## Task statement
Produce a word-for-word copy of the line that contains "Read this page and output its text content." and each line after it through the end of the material, omitting pictures and all other lines.

## Input data

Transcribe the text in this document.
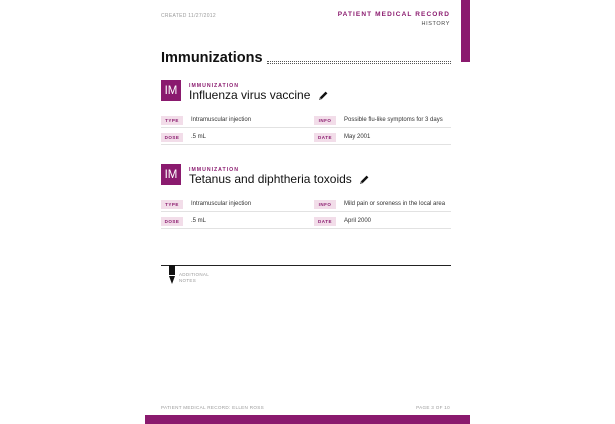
CREATED 11/27/2012	PATIENT MEDICAL RECORD
HISTORY
Immunizations
IM	IMMUNIZATION
Influenza virus vaccine
TYPE	Intramuscular injection	INFO	Possible flu-like symptoms for 3 days
DOSE	.5 mL	DATE	May 2001
IM	IMMUNIZATION
Tetanus and diphtheria toxoids
TYPE	Intramuscular injection	INFO	Mild pain or soreness in the local area
DOSE	.5 mL	DATE	April 2000
ADDITIONAL
NOTES
PATIENT MEDICAL RECORD: ELLEN ROSS	PAGE 3 OF 10
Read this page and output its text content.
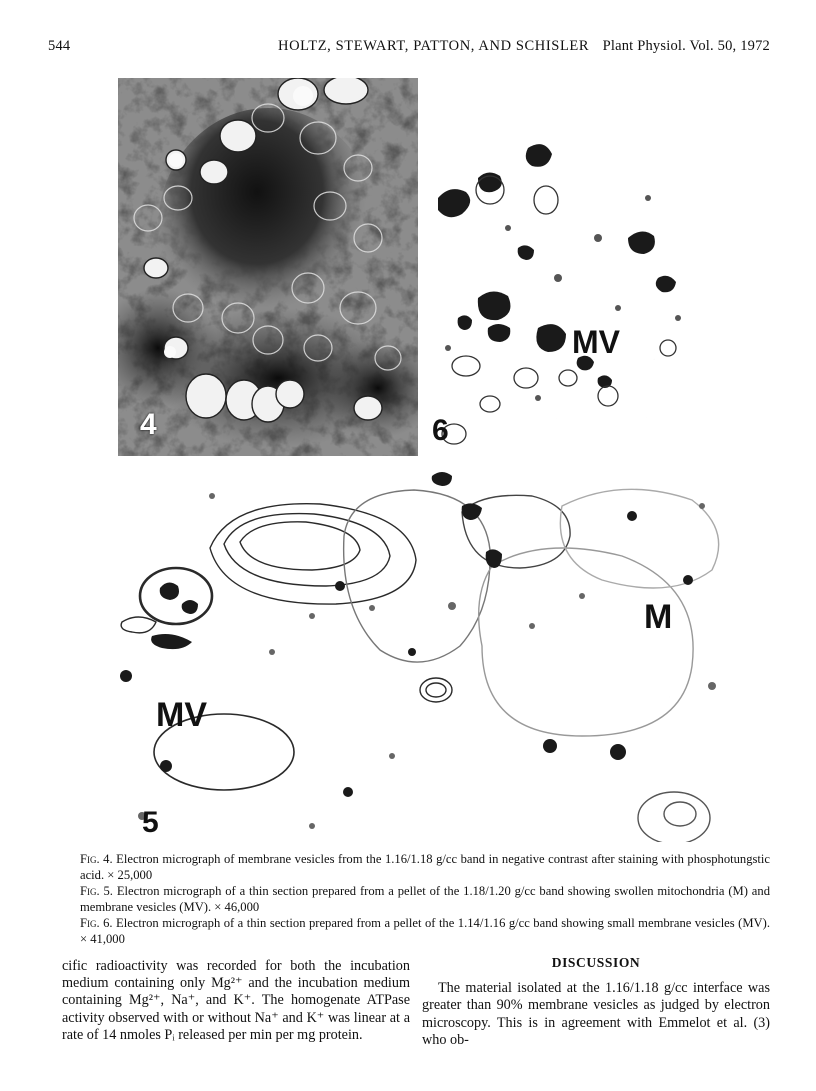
544	HOLTZ, STEWART, PATTON, AND SCHISLER Plant Physiol. Vol. 50, 1972
4	6
MV
5
M
MV

Fig. 4. Electron micrograph of membrane vesicles from the 1.16/1.18 g/cc band in negative contrast after staining with phosphotungstic acid. × 25,000

Fig. 5. Electron micrograph of a thin section prepared from a pellet of the 1.18/1.20 g/cc band showing swollen mitochondria (M) and membrane vesicles (MV). × 46,000

Fig. 6. Electron micrograph of a thin section prepared from a pellet of the 1.14/1.16 g/cc band showing small membrane vesicles (MV). × 41,000

cific radioactivity was recorded for both the incubation medium containing only Mg²⁺ and the incubation medium containing Mg²⁺, Na⁺, and K⁺. The homogenate ATPase activity observed with or without Na⁺ and K⁺ was linear at a rate of 14 nmoles Pᵢ released per min per mg protein.

DISCUSSION

The material isolated at the 1.16/1.18 g/cc interface was greater than 90% membrane vesicles as judged by electron microscopy. This is in agreement with Emmelot et al. (3) who ob-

## Expected answer
Read this page and output its text content.
544	HOLTZ, STEWART, PATTON, AND SCHISLER Plant Physiol. Vol. 50, 1972
4	6
MV
5
M
MV

Fig. 4. Electron micrograph of membrane vesicles from the 1.16/1.18 g/cc band in negative contrast after staining with phosphotungstic acid. × 25,000

Fig. 5. Electron micrograph of a thin section prepared from a pellet of the 1.18/1.20 g/cc band showing swollen mitochondria (M) and membrane vesicles (MV). × 46,000

Fig. 6. Electron micrograph of a thin section prepared from a pellet of the 1.14/1.16 g/cc band showing small membrane vesicles (MV). × 41,000

cific radioactivity was recorded for both the incubation medium containing only Mg²⁺ and the incubation medium containing Mg²⁺, Na⁺, and K⁺. The homogenate ATPase activity observed with or without Na⁺ and K⁺ was linear at a rate of 14 nmoles Pᵢ released per min per mg protein.

DISCUSSION

The material isolated at the 1.16/1.18 g/cc interface was greater than 90% membrane vesicles as judged by electron microscopy. This is in agreement with Emmelot et al. (3) who ob-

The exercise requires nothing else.